- **Task A**
In the morning-routine passage, how long does the writer stand in the special frame?
- **Task B**
Mark each statement about the morning-routine passage yes or no, and quote the words of the passage that decide it. (i) The writer walks on the terrace five times while leaning on Dennis. (ii) This morning the writer decides to stay home for breakfast. (iii) The writer rides an exercycle before Dennis leaves.
- **Task C**
Copy the morning-routine passage between "If there is" and "long for freedom.", inclusive.

- **Supplied text**

If there is an opposite to déjà vu, then that’s what’s happening to me now, every day.
My morning begins when Dennis, my helper, departs. His leaving means that the day’s essential neuromuscular bases have been covered. I have ridden the exercycle. I have walked, leaning on Dennis, back and forth on the terrace five times. I have reclined upon the treatment table so Dennis can stretch my limbs. Then I have stood in a special frame for half an hour, while I do a few breathing exercises, stare at my computer screen, and long for freedom.
So the latter, when it comes, forces my hand. Will I stay at home and have coffee and a 10:30 AM breakfast upstairs? Or will I venture out down the hill into the neighborhood to have more or less the same at Cup? Or, as I decided this morning, is it time to venture further afield? Yes, it is time. And while I have a final pee before hitting the transit road, I ask Dennis for a little info. Seems the #36 bus is imminent. So I rush out the door, hoping to grab it. And sure enough, here it comes, laboring up the hill only to wait while my wheelchair labors up its ramp.

(Bounding box prediction listing)
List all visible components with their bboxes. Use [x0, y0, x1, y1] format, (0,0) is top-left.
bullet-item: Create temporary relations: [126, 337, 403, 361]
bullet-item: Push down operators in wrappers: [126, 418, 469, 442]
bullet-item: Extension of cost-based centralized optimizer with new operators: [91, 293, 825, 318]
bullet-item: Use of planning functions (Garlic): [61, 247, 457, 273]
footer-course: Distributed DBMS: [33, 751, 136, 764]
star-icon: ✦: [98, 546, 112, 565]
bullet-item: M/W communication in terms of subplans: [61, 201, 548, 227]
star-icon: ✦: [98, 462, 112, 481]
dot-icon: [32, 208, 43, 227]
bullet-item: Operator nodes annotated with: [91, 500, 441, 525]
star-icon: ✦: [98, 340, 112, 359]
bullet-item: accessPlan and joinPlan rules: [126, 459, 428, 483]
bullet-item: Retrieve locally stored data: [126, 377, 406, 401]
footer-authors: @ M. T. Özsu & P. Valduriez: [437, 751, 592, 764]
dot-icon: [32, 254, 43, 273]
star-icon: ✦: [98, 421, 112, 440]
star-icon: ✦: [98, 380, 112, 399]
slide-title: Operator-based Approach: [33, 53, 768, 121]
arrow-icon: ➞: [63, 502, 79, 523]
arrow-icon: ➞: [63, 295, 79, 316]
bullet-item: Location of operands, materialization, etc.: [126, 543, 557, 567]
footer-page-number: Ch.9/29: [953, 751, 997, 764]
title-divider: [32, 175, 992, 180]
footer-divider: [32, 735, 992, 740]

- **Exercise output A**
Half an hour.

- **Exercise output B**
(i) Yes: "I have walked, leaning on Dennis, back and forth on the terrace five times."
(ii) No: "Or, as I decided this morning, is it time to venture further afield? Yes, it is time."
(iii) Yes: "I have ridden the exercycle."

- **Exercise output C**
If there is an opposite to déjà vu, then that’s what’s happening to me now, every day.
My morning begins when Dennis, my helper, departs. His leaving means that the day’s essential neuromuscular bases have been covered. I have ridden the exercycle. I have walked, leaning on Dennis, back and forth on the terrace five times. I have reclined upon the treatment table so Dennis can stretch my limbs. Then I have stood in a special frame for half an hour, while I do a few breathing exercises, stare at my computer screen, and long for freedom.